> [Source extract]

____________________

But we also will sometimes get together for a BBQ outside of game nights, or go see a movie together, etc. We're friends. But at the table, it is time to put on our 'game face'.
 

FitzTheRuke

Legend
Our in-person group (some of us have been playing together for 16 years, many of us for 10+ years) spends an hour or so chatting, drinking whiskey and smoking cigars, talking politics, work and home life - just catching up. We play every other Saturday for 4-5 hours, the social hour is prior to "game time".

But we also will sometimes get together for a BBQ outside of game nights, or go see a movie together, etc. We're friends. But at the table, it is time to put on our 'game face'.
Sounds good. I think our problem is that there are a couple of players that arrive at 5pm and a couple that arrive at 6pm (we play weekly on Tuesdays from 6-8:30pm). I have NO problem whatsoever with the chitchat from 5-6. Love it, even. But I'd like to get started before 7pm, and the chitchat seems to start over when the later people arrive. I mean, I don't want to disinclude them, which is why I put up with it, but I'd like to play, too!
 

ThrorII

Adventurer
Sounds good. I think our problem is that there are a couple of players that arrive at 5pm and a couple that arrive at 6pm (we play weekly on Tuesdays from 6-8:30pm). I have NO problem whatsoever with the chitchat from 5-6. Love it, even. But I'd like to get started before 7pm, and the chitchat seems to start over when the later people arrive. I mean, I don't want to disinclude them, which is why I put up with it, but I'd like to play, too!
Perhaps a simple GM email? "Hey guys, I really enjoy our pre-game visits, but it seems like we've fallen into the habit of bringing them into our 'game time'. This cuts our adventure time down significantly. Let's try to focus after 6:00pm on game time. Thanks guys!!"
 

It sounds like maybe you are going in with the mind set of "I need to entertain these people" rather than "We are are all here have fun together." Yeah, a GM has a responsibility for prepping the game, but everyone involved should have a responsibility for making the game fun for the rest of the group. If you are carrying that burden than it is not surprising that you are feeling stressed out.

Instead of focusing on everyone else's fun, consider what is/isn't making the game fun for YOU. Are you putting unrealistic expectations on your performance? If so give yourself permission to be good (and enjoying yourself) rather than perfect (and stressed out). Do you want your players to do more RP? Be more proactive? Figure out ways to encourage that behavior. Maybe you just need different players who mesh with your personality better.

____________________

> [Records shown]
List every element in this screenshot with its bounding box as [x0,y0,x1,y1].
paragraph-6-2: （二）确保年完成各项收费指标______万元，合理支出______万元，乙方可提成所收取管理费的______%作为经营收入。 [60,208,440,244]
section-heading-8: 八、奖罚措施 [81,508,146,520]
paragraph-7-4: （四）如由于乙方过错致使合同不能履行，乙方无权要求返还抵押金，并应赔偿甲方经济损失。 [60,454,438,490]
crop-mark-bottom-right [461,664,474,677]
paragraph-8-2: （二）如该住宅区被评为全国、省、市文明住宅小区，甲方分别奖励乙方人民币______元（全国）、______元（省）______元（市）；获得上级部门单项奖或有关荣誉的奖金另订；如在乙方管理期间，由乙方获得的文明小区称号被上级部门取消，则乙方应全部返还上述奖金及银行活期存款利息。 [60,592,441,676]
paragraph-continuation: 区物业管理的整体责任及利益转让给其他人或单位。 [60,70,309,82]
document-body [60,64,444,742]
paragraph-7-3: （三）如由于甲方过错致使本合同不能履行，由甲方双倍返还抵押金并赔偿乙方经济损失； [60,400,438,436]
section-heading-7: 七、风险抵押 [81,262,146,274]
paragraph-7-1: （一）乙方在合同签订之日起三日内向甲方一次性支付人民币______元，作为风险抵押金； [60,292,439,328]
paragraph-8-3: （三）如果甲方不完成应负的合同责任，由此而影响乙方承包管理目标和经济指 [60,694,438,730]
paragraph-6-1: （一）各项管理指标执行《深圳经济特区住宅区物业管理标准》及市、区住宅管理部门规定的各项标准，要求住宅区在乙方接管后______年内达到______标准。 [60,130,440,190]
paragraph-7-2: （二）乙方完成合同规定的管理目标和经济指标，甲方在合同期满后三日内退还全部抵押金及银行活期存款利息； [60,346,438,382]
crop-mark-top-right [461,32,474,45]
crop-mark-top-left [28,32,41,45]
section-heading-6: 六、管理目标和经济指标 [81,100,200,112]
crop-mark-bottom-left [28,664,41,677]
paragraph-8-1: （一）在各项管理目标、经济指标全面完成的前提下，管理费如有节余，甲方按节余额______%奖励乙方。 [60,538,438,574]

____________________

> [Tasks to carry out]
**A.** From the forum thread on pre-game chatting, quote the passage that begins with the words containing "It sounds like" and ends with "your personality better.".
**B.** Continue the forum thread on pre-game chatting from its final sentence.

> [Answers to the exercise]
**A.**
It sounds like maybe you are going in with the mind set of "I need to entertain these people" rather than "We are are all here have fun together." Yeah, a GM has a responsibility for prepping the game, but everyone involved should have a responsibility for making the game fun for the rest of the group. If you are carrying that burden than it is not surprising that you are feeling stressed out.

Instead of focusing on everyone else's fun, consider what is/isn't making the game fun for YOU. Are you putting unrealistic expectations on your performance? If so give yourself permission to be good (and enjoying yourself) rather than perfect (and stressed out). Do you want your players to do more RP? Be more proactive? Figure out ways to encourage that behavior. Maybe you just need different players who mesh with your personality better.

**B.**
Whatever the case, treat your own fun as if it were just as important as your players' and I suspect you may begin to solve your issues.
 

Eyes of Nine

Everything's Fine
If your gaming group isn't either your friends or in the process of becoming your friends, then I don't really see the point in playing with them. If they're people with whom you don't want to banter with before the game starts or in-between games, my recommendation would be to move on. I've been playing for 30 years, but I'm not at the point of my life where I want to play just to play anymore, and it sounds like you're reaching that point as well.
I agree with this, although one use case that may apply is potentially this scratches a creative itch that you can't get otherwise
 

FitzTheRuke

Legend
Perhaps a simple GM email? "Hey guys, I really enjoy our pre-game visits, but it seems like we've fallen into the habit of bringing them into our 'game time'. This cuts our adventure time down significantly. Let's try to focus after 6:00pm on game time. Thanks guys!!"
Good advice! However, I think I've done that a half-dozen times. Everyone agrees, and we try harder for a while, and then we slip again. It is what it is. I'll just keep doing my best to get things going, and keep them going, and not blame us too much when we slip up. At least everyone is having fun!
 

Lanefan

Victoria Rules
Current games: Let's meet up at 5:00, be ready to play after 5-10 minutes of chit-chat. We'll play D&D, go home, and then not talk until the next game session.

My current games feel like punching in a time clock. They're more stressful than fun for me.
Part of this is playing online, ...
As a player I sometimes find online play brings the same sort of not-as-much-fun vibe, for similar reasons.